What to produce:
Copy all entries without alteration and skip the pictures they hold.

Exercise material:
------------

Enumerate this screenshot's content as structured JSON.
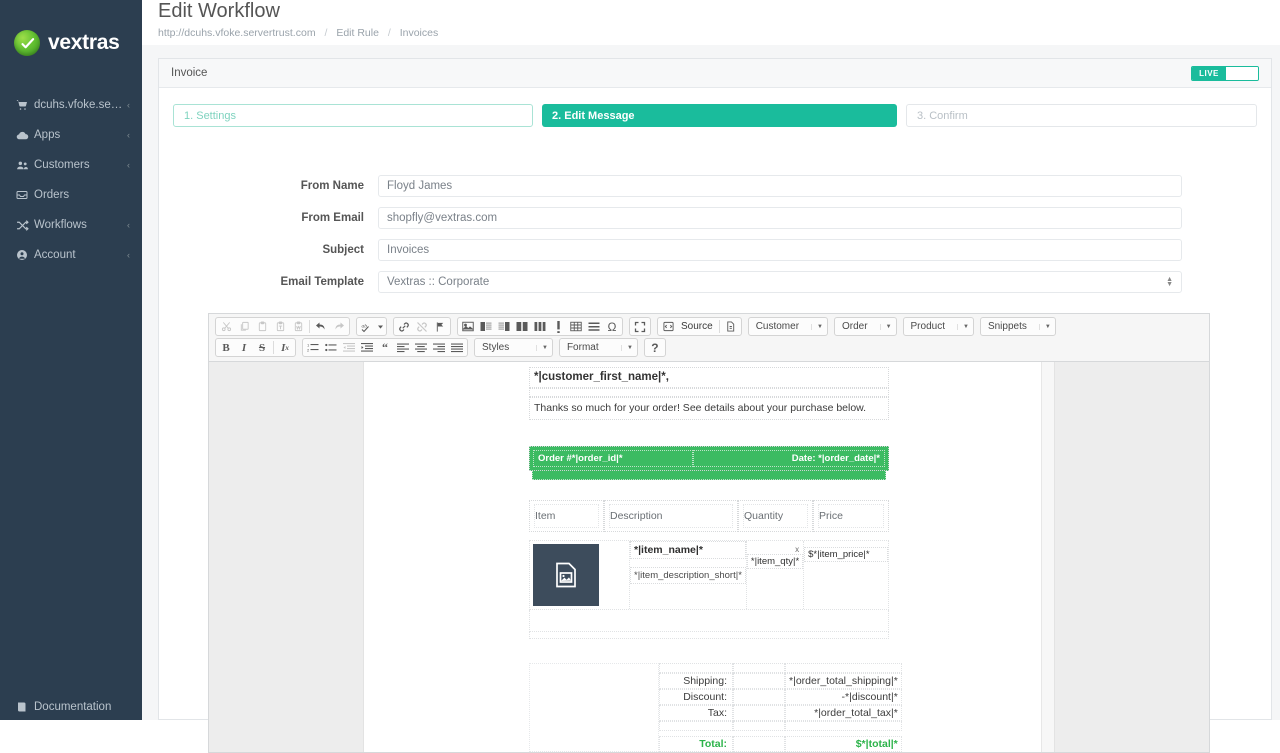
{
  "sidebar": {
    "brand": {
      "name": "vextras",
      "logo_icon": "check-circle-logo"
    },
    "items": [
      {
        "label": "dcuhs.vfoke.ser...",
        "icon": "cart-icon",
        "caret": "‹"
      },
      {
        "label": "Apps",
        "icon": "cloud-icon",
        "caret": "‹"
      },
      {
        "label": "Customers",
        "icon": "users-icon",
        "caret": "‹"
      },
      {
        "label": "Orders",
        "icon": "inbox-icon",
        "caret": ""
      },
      {
        "label": "Workflows",
        "icon": "shuffle-icon",
        "caret": "‹"
      },
      {
        "label": "Account",
        "icon": "user-circle-icon",
        "caret": "‹"
      }
    ],
    "bottom_item": {
      "label": "Documentation",
      "icon": "book-icon"
    }
  },
  "header": {
    "title": "Edit Workflow",
    "breadcrumb": [
      "http://dcuhs.vfoke.servertrust.com",
      "Edit Rule",
      "Invoices"
    ],
    "breadcrumb_separator": "/"
  },
  "panel": {
    "title": "Invoice",
    "toggle": {
      "label": "LIVE",
      "state": "on",
      "color": "#1abc9c"
    }
  },
  "steps": [
    {
      "label": "1. Settings",
      "state": "idle"
    },
    {
      "label": "2. Edit Message",
      "state": "active"
    },
    {
      "label": "3. Confirm",
      "state": "idle"
    }
  ],
  "form": {
    "fields": [
      {
        "label": "From Name",
        "value": "Floyd James",
        "type": "text"
      },
      {
        "label": "From Email",
        "value": "shopfly@vextras.com",
        "type": "text"
      },
      {
        "label": "Subject",
        "value": "Invoices",
        "type": "text"
      },
      {
        "label": "Email Template",
        "value": "Vextras :: Corporate",
        "type": "select"
      }
    ]
  },
  "editor": {
    "toolbar_row1": {
      "group1": [
        "cut-icon",
        "copy-icon",
        "paste-icon",
        "paste-text-icon",
        "paste-word-icon",
        "undo-icon",
        "redo-icon"
      ],
      "group2": [
        "spellcheck-icon"
      ],
      "group3": [
        "link-icon",
        "unlink-icon",
        "anchor-icon"
      ],
      "group4": [
        "image-icon",
        "template-left-icon",
        "template-right-icon",
        "columns-2-icon",
        "columns-3-icon",
        "divider-icon",
        "table-icon",
        "horizontal-rule-icon",
        "special-char-icon"
      ],
      "group5": [
        "maximize-icon"
      ],
      "source_label": "Source",
      "source_icon": "source-icon",
      "preview_icon": "preview-icon",
      "dropdowns": [
        "Customer",
        "Order",
        "Product",
        "Snippets"
      ]
    },
    "toolbar_row2": {
      "group1": [
        "bold-icon",
        "italic-icon",
        "strikethrough-icon",
        "remove-format-icon"
      ],
      "group2": [
        "numbered-list-icon",
        "bulleted-list-icon",
        "outdent-icon",
        "indent-icon",
        "blockquote-icon",
        "align-left-icon",
        "align-center-icon",
        "align-right-icon",
        "align-justify-icon"
      ],
      "styles_label": "Styles",
      "format_label": "Format",
      "help_label": "?"
    }
  },
  "message": {
    "greeting": "*|customer_first_name|*,",
    "intro": "Thanks so much for your order! See details about your purchase below.",
    "order_bar": {
      "order": "Order #*|order_id|*",
      "date": "Date: *|order_date|*",
      "bg_color": "#3cbb62"
    },
    "table_headers": [
      "Item",
      "Description",
      "Quantity",
      "Price"
    ],
    "product": {
      "image_icon": "image-placeholder-icon",
      "name": "*|item_name|*",
      "description": "*|item_description_short|*",
      "qty_x": "x",
      "qty": "*|item_qty|*",
      "price": "$*|item_price|*"
    },
    "totals": [
      {
        "label": "Shipping:",
        "value": "*|order_total_shipping|*"
      },
      {
        "label": "Discount:",
        "value": "-*|discount|*"
      },
      {
        "label": "Tax:",
        "value": "*|order_total_tax|*"
      }
    ],
    "grand_total": {
      "label": "Total:",
      "value": "$*|total|*",
      "color": "#2cb34a"
    }
  }
}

------------

Output below:
Enumerate this screenshot's content as structured JSON.
{
  "sidebar": {
    "brand": {
      "name": "vextras",
      "logo_icon": "check-circle-logo"
    },
    "items": [
      {
        "label": "dcuhs.vfoke.ser...",
        "icon": "cart-icon",
        "caret": "‹"
      },
      {
        "label": "Apps",
        "icon": "cloud-icon",
        "caret": "‹"
      },
      {
        "label": "Customers",
        "icon": "users-icon",
        "caret": "‹"
      },
      {
        "label": "Orders",
        "icon": "inbox-icon",
        "caret": ""
      },
      {
        "label": "Workflows",
        "icon": "shuffle-icon",
        "caret": "‹"
      },
      {
        "label": "Account",
        "icon": "user-circle-icon",
        "caret": "‹"
      }
    ],
    "bottom_item": {
      "label": "Documentation",
      "icon": "book-icon"
    }
  },
  "header": {
    "title": "Edit Workflow",
    "breadcrumb": [
      "http://dcuhs.vfoke.servertrust.com",
      "Edit Rule",
      "Invoices"
    ],
    "breadcrumb_separator": "/"
  },
  "panel": {
    "title": "Invoice",
    "toggle": {
      "label": "LIVE",
      "state": "on",
      "color": "#1abc9c"
    }
  },
  "steps": [
    {
      "label": "1. Settings",
      "state": "idle"
    },
    {
      "label": "2. Edit Message",
      "state": "active"
    },
    {
      "label": "3. Confirm",
      "state": "idle"
    }
  ],
  "form": {
    "fields": [
      {
        "label": "From Name",
        "value": "Floyd James",
        "type": "text"
      },
      {
        "label": "From Email",
        "value": "shopfly@vextras.com",
        "type": "text"
      },
      {
        "label": "Subject",
        "value": "Invoices",
        "type": "text"
      },
      {
        "label": "Email Template",
        "value": "Vextras :: Corporate",
        "type": "select"
      }
    ]
  },
  "editor": {
    "toolbar_row1": {
      "group1": [
        "cut-icon",
        "copy-icon",
        "paste-icon",
        "paste-text-icon",
        "paste-word-icon",
        "undo-icon",
        "redo-icon"
      ],
      "group2": [
        "spellcheck-icon"
      ],
      "group3": [
        "link-icon",
        "unlink-icon",
        "anchor-icon"
      ],
      "group4": [
        "image-icon",
        "template-left-icon",
        "template-right-icon",
        "columns-2-icon",
        "columns-3-icon",
        "divider-icon",
        "table-icon",
        "horizontal-rule-icon",
        "special-char-icon"
      ],
      "group5": [
        "maximize-icon"
      ],
      "source_label": "Source",
      "source_icon": "source-icon",
      "preview_icon": "preview-icon",
      "dropdowns": [
        "Customer",
        "Order",
        "Product",
        "Snippets"
      ]
    },
    "toolbar_row2": {
      "group1": [
        "bold-icon",
        "italic-icon",
        "strikethrough-icon",
        "remove-format-icon"
      ],
      "group2": [
        "numbered-list-icon",
        "bulleted-list-icon",
        "outdent-icon",
        "indent-icon",
        "blockquote-icon",
        "align-left-icon",
        "align-center-icon",
        "align-right-icon",
        "align-justify-icon"
      ],
      "styles_label": "Styles",
      "format_label": "Format",
      "help_label": "?"
    }
  },
  "message": {
    "greeting": "*|customer_first_name|*,",
    "intro": "Thanks so much for your order! See details about your purchase below.",
    "order_bar": {
      "order": "Order #*|order_id|*",
      "date": "Date: *|order_date|*",
      "bg_color": "#3cbb62"
    },
    "table_headers": [
      "Item",
      "Description",
      "Quantity",
      "Price"
    ],
    "product": {
      "image_icon": "image-placeholder-icon",
      "name": "*|item_name|*",
      "description": "*|item_description_short|*",
      "qty_x": "x",
      "qty": "*|item_qty|*",
      "price": "$*|item_price|*"
    },
    "totals": [
      {
        "label": "Shipping:",
        "value": "*|order_total_shipping|*"
      },
      {
        "label": "Discount:",
        "value": "-*|discount|*"
      },
      {
        "label": "Tax:",
        "value": "*|order_total_tax|*"
      }
    ],
    "grand_total": {
      "label": "Total:",
      "value": "$*|total|*",
      "color": "#2cb34a"
    }
  }
}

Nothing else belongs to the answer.